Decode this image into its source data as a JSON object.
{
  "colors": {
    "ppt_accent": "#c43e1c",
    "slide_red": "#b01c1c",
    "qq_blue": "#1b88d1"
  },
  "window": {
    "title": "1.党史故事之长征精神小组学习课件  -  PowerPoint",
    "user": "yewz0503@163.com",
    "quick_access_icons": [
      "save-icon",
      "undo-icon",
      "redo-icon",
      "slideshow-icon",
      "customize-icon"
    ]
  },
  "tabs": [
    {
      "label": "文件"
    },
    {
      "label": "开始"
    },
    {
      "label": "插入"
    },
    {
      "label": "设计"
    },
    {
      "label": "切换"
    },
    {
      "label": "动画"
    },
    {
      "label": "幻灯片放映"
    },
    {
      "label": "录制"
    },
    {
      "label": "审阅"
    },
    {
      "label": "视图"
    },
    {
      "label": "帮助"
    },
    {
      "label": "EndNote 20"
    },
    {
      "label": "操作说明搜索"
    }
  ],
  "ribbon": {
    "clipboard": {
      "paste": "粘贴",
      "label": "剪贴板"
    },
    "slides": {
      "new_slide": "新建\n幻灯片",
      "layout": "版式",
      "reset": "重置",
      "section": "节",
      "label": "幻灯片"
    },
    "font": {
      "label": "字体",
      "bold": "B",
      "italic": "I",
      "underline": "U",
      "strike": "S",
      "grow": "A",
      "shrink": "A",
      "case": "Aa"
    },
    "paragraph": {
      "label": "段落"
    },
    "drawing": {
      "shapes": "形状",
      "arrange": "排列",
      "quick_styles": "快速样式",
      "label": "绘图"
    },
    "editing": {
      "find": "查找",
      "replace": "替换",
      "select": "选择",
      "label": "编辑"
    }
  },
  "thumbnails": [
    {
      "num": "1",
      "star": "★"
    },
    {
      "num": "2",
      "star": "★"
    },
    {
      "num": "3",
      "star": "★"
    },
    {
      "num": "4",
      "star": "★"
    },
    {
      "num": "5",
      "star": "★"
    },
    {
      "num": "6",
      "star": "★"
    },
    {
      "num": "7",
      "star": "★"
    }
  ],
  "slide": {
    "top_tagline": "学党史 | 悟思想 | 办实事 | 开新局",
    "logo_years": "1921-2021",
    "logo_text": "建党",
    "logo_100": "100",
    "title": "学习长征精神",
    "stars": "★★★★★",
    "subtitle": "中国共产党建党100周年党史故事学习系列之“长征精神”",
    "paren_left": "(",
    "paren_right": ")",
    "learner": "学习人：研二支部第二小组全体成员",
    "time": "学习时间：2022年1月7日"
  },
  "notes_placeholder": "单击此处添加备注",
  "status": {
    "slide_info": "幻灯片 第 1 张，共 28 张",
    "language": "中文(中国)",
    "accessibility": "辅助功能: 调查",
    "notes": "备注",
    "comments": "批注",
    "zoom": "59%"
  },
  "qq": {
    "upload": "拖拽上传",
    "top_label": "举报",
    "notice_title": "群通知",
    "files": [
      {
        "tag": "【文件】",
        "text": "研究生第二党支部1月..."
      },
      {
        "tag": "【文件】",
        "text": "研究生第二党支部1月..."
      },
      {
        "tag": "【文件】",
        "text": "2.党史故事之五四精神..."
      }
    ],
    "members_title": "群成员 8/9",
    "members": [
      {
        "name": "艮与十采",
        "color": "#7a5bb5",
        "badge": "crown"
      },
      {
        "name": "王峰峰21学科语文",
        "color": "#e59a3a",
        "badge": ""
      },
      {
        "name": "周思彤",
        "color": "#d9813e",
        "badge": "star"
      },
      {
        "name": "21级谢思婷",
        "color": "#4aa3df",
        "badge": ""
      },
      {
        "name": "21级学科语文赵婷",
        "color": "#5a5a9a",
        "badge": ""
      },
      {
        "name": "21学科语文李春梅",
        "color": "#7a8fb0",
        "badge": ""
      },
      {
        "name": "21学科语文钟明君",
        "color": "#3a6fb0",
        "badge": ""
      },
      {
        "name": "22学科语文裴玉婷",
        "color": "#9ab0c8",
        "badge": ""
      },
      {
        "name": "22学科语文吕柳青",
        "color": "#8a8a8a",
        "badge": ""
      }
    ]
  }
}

→ **Given request**
Your answer should be a single number: the count of lines that contain "name".

→ **Exercise output**
9